begin Rows
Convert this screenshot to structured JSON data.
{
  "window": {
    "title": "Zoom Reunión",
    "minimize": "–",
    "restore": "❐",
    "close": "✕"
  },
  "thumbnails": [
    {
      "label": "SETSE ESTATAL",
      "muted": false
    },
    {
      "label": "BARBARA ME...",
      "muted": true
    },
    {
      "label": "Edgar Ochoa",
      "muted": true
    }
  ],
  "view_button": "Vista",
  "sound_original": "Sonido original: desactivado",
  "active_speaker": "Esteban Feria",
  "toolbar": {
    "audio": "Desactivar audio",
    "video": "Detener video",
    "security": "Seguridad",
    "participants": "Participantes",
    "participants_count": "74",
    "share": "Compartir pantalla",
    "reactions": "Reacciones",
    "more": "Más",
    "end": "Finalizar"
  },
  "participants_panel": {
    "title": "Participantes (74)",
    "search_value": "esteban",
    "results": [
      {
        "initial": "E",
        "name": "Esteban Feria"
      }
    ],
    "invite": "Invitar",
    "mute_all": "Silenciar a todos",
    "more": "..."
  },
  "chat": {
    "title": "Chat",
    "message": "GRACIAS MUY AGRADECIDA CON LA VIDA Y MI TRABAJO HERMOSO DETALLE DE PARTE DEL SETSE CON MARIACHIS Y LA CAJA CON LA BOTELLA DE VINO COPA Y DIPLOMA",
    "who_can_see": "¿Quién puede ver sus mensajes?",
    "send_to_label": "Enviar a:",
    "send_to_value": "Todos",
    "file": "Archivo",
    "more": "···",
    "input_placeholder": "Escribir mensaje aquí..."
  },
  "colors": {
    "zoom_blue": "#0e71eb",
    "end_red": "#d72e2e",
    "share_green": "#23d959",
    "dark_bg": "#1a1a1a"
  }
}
end Rows
begin Rows
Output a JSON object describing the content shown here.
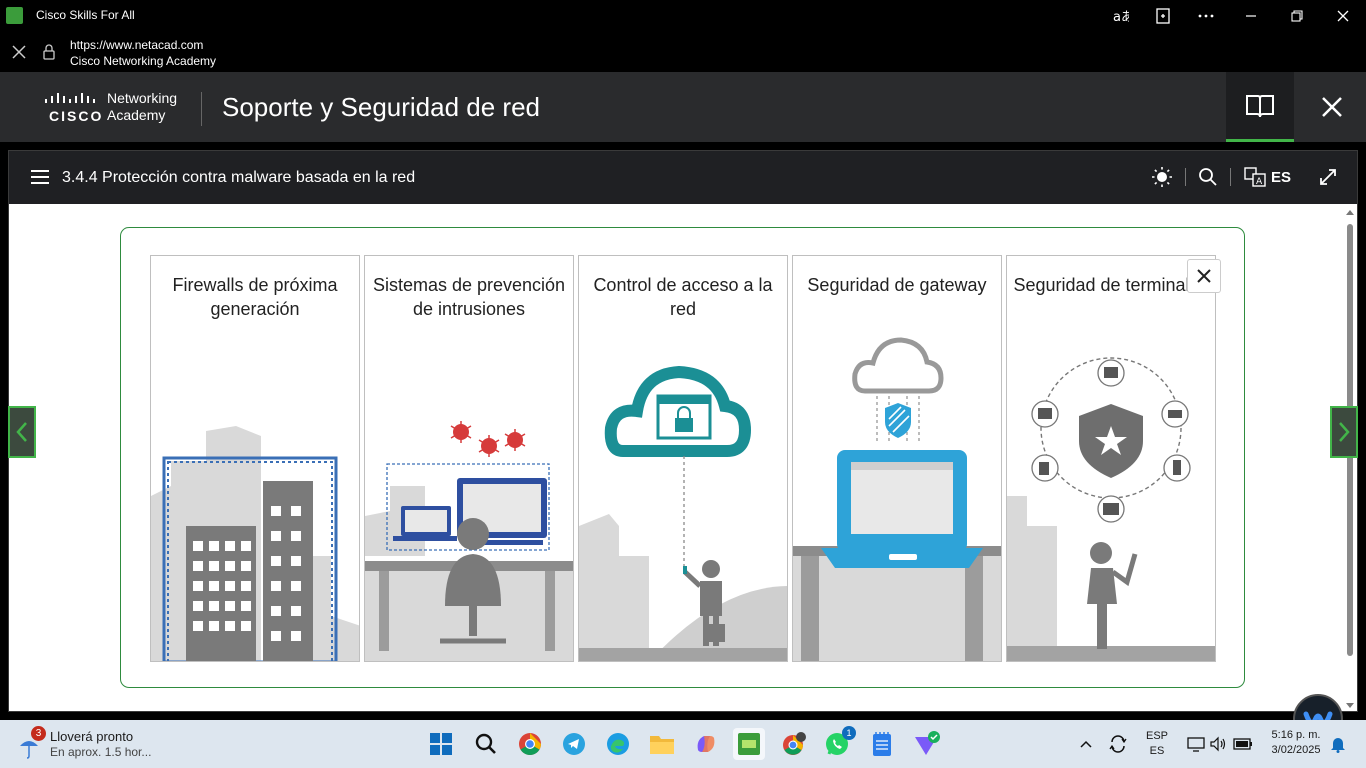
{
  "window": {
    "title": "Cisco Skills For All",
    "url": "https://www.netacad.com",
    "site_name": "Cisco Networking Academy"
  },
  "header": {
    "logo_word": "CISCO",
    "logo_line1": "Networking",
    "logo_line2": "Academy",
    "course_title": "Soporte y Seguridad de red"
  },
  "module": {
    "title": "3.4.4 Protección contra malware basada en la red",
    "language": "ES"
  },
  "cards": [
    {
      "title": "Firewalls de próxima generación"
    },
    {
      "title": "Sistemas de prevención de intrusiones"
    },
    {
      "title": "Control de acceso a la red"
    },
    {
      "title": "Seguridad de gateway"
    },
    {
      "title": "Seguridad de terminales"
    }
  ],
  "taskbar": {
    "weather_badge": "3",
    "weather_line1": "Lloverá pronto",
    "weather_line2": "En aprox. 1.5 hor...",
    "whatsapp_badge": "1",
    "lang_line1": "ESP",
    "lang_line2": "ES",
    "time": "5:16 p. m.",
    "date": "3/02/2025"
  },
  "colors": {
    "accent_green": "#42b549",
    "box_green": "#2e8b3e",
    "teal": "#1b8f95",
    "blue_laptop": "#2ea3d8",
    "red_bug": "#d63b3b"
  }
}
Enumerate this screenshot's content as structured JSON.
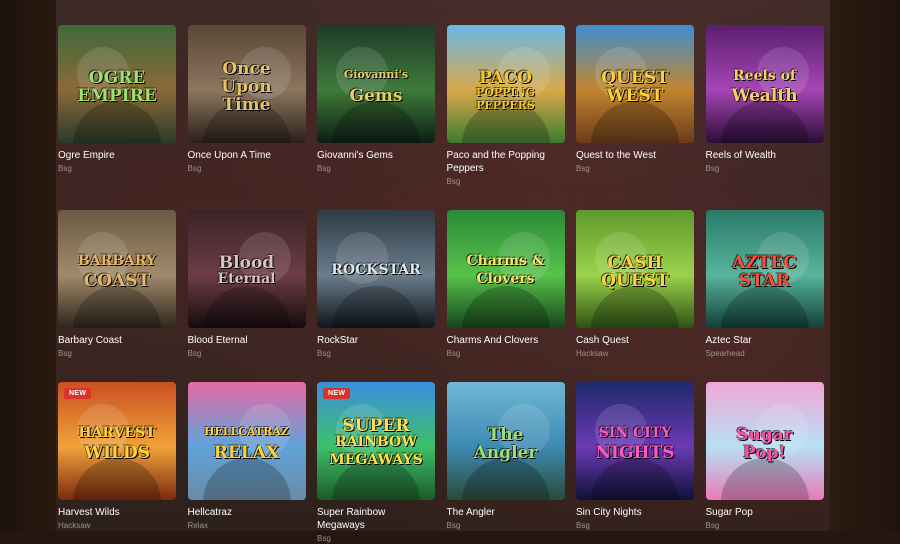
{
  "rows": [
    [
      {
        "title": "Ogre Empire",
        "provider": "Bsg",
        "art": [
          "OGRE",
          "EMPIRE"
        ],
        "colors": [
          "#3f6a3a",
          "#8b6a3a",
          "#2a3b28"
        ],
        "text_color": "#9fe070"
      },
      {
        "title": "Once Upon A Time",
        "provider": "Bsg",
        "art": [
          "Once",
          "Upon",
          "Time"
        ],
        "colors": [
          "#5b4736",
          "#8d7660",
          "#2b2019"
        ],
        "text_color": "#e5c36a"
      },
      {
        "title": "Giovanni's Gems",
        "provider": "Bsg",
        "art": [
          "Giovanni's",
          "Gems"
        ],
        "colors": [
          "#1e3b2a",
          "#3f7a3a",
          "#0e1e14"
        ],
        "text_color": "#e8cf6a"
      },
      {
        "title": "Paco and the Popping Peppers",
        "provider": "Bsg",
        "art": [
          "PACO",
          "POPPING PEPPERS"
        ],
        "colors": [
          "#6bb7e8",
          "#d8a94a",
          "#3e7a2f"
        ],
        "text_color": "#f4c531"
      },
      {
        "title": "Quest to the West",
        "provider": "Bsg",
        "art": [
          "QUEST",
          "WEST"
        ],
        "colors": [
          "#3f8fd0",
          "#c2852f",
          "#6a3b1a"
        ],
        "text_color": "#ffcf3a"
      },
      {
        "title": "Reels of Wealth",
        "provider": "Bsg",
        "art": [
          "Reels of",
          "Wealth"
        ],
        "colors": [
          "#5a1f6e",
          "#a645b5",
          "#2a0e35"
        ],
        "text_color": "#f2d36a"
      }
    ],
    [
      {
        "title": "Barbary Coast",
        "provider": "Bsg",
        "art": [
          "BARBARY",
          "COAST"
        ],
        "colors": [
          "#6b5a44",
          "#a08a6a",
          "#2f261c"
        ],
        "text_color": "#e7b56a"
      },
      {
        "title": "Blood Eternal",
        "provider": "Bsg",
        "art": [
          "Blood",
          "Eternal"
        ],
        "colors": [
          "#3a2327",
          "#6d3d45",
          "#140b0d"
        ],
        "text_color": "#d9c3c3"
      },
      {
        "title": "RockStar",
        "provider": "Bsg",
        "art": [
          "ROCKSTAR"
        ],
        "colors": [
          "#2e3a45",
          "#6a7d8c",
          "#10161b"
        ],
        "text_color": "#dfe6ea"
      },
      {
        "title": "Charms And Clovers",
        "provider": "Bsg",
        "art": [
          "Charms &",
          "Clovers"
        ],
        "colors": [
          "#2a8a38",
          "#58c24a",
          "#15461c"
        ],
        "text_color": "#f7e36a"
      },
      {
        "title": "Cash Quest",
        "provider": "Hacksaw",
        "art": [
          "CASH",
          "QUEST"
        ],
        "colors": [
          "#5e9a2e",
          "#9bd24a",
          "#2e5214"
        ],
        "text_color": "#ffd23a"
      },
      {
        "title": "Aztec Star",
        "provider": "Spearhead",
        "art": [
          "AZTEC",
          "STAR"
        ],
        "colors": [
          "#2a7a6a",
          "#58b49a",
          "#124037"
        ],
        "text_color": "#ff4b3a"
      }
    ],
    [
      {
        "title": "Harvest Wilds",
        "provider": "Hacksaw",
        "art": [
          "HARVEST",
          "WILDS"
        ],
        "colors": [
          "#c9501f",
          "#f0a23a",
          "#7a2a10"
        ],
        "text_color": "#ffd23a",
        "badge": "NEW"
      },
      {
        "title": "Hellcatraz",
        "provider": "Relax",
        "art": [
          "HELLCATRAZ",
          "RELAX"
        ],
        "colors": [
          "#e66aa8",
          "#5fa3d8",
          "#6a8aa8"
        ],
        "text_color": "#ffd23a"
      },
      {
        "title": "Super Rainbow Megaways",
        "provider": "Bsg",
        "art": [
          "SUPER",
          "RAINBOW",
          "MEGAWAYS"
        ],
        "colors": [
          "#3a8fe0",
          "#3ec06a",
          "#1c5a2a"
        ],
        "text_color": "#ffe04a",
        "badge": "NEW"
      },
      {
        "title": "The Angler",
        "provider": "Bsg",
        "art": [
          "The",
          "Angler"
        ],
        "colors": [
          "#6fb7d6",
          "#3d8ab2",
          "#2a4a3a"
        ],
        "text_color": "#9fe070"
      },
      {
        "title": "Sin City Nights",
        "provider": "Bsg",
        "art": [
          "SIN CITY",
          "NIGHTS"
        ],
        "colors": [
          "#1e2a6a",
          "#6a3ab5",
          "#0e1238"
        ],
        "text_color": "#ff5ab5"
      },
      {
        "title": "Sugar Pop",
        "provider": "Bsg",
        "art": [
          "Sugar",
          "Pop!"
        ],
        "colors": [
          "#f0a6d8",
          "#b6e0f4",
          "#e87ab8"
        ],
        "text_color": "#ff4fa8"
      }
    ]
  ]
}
end Rows
Task prompt: Go through the listing above line by line and say how many lines hold the word "this". Reply with that number only.

Response to the exercise: 2